STATED GOAL:
According to the passage on former presidents, how many countries has Clinton visited since leaving office?

DOCUMENT TEXT:
┌──

But Carter and Clinton hadn't reached retirement age by the time they moved out of the White House: Carter was 56 and Clinton 54. Each is eager to burnish his mixed White House legacy with post-presidential achievements.
The two Democrats have been the most activist former presidents since Teddy Roosevelt. After leaving the White House in 1909, the former Rough Rider formed the Bull Moose Party, ran unsuccessfully for another term and requested a wartime commission to fight in World War I. (Woodrow Wilson, who remembered all too well that Roosevelt had called him a coward for keeping the nation out of the war, turned him down.)
Since Clinton left office 16 months ago, he has visited 30 countries on six continents. He lunched last Wednesday in New York with former South African president Nelson Mandela; he leaves Saturday on a trip with stops in Japan, China, Singapore, Brunei and New Zealand.
Clinton has shown a Zelig-like knack for being in world hot spots at critical moments. Just after last year's standoff with China over a downed U.S. spy plane, he was in Beijing and met with President Jiang Zemin. Early this year, as violence was escalating between Israelis and Palestinians, he was touring the Mideast. Some say the Saudi peace plan was hatched during his meeting with Crown Prince Abdullah on that trip.
Before traveling abroad, Clinton informs the White House of his plans and often is briefed by Powell and national security adviser Condoleezza Rice. When he returns, he sometimes relays his observations to them.

└──

Stored dataset items:

┌──

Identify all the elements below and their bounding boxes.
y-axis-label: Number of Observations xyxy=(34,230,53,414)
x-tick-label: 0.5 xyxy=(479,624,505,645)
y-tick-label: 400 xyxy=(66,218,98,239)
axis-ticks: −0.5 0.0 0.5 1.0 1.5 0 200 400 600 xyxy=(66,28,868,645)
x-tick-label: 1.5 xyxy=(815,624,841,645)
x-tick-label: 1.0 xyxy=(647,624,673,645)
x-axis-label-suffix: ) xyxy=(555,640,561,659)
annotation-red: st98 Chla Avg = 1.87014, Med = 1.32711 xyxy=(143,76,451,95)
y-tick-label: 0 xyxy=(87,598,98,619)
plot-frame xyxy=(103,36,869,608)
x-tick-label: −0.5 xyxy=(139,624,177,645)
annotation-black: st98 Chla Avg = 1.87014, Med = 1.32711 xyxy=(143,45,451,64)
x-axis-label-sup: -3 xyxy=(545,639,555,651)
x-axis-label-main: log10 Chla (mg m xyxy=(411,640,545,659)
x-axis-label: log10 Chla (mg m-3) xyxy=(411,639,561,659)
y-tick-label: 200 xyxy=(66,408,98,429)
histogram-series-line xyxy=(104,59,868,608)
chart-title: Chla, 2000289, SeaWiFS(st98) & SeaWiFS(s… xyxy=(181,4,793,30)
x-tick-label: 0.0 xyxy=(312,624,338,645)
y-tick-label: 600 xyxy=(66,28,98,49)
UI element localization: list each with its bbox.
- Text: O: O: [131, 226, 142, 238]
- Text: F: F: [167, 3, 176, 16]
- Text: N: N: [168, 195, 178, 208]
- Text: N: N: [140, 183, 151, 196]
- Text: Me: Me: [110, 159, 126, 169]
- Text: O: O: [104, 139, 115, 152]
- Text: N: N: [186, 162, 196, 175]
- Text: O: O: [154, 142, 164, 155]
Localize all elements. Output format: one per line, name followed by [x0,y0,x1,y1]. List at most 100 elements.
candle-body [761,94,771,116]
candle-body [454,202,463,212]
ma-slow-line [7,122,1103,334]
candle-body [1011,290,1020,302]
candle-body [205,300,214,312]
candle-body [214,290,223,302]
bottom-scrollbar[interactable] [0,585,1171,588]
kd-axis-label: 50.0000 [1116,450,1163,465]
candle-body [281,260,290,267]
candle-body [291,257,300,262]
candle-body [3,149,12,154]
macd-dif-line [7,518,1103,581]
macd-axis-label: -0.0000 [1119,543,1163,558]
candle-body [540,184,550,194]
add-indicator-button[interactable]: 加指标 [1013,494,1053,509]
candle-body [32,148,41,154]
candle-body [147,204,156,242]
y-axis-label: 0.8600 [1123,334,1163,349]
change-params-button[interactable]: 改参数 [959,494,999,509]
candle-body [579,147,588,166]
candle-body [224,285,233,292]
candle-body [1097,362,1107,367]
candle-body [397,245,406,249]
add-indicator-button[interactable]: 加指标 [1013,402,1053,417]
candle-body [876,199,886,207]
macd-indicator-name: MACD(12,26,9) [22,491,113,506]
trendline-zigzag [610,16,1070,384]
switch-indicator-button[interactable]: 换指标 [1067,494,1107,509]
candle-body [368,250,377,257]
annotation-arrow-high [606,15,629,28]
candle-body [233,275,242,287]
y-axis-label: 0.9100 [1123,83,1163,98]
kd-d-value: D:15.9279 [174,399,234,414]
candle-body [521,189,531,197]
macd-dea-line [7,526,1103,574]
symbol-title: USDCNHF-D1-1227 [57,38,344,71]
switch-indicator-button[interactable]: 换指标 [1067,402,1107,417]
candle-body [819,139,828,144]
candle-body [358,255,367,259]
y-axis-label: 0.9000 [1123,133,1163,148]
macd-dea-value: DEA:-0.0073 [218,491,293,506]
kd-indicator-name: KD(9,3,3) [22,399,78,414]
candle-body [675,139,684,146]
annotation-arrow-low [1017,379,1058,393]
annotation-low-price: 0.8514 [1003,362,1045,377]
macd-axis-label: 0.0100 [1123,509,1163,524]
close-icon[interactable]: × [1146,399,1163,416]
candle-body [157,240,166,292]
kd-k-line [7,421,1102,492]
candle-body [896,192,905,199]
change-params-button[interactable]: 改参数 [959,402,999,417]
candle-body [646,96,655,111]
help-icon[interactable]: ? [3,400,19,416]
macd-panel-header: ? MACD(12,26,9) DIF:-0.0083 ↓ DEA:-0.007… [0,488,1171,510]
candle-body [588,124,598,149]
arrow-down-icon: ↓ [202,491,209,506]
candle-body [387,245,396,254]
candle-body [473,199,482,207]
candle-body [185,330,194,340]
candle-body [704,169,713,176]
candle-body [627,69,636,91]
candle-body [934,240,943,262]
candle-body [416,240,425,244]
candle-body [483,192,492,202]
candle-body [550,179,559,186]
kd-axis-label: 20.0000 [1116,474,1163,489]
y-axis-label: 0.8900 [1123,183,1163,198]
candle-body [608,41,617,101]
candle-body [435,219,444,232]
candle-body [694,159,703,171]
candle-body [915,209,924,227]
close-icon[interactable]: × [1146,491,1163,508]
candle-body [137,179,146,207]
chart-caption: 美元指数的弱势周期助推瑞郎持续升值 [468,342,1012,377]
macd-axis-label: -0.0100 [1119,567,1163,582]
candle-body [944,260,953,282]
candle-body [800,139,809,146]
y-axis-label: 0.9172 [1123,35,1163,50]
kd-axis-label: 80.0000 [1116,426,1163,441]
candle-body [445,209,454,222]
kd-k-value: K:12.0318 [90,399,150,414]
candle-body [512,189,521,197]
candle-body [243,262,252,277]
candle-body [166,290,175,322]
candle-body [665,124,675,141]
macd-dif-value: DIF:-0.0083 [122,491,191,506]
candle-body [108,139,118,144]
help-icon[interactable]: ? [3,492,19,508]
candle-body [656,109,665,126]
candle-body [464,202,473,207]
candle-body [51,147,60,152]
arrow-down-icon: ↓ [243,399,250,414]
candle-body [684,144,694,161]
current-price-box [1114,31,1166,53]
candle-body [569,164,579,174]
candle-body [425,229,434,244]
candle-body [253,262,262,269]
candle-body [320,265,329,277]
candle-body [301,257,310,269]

└──

WRITTEN SOLUTION:
30 countries on six continents.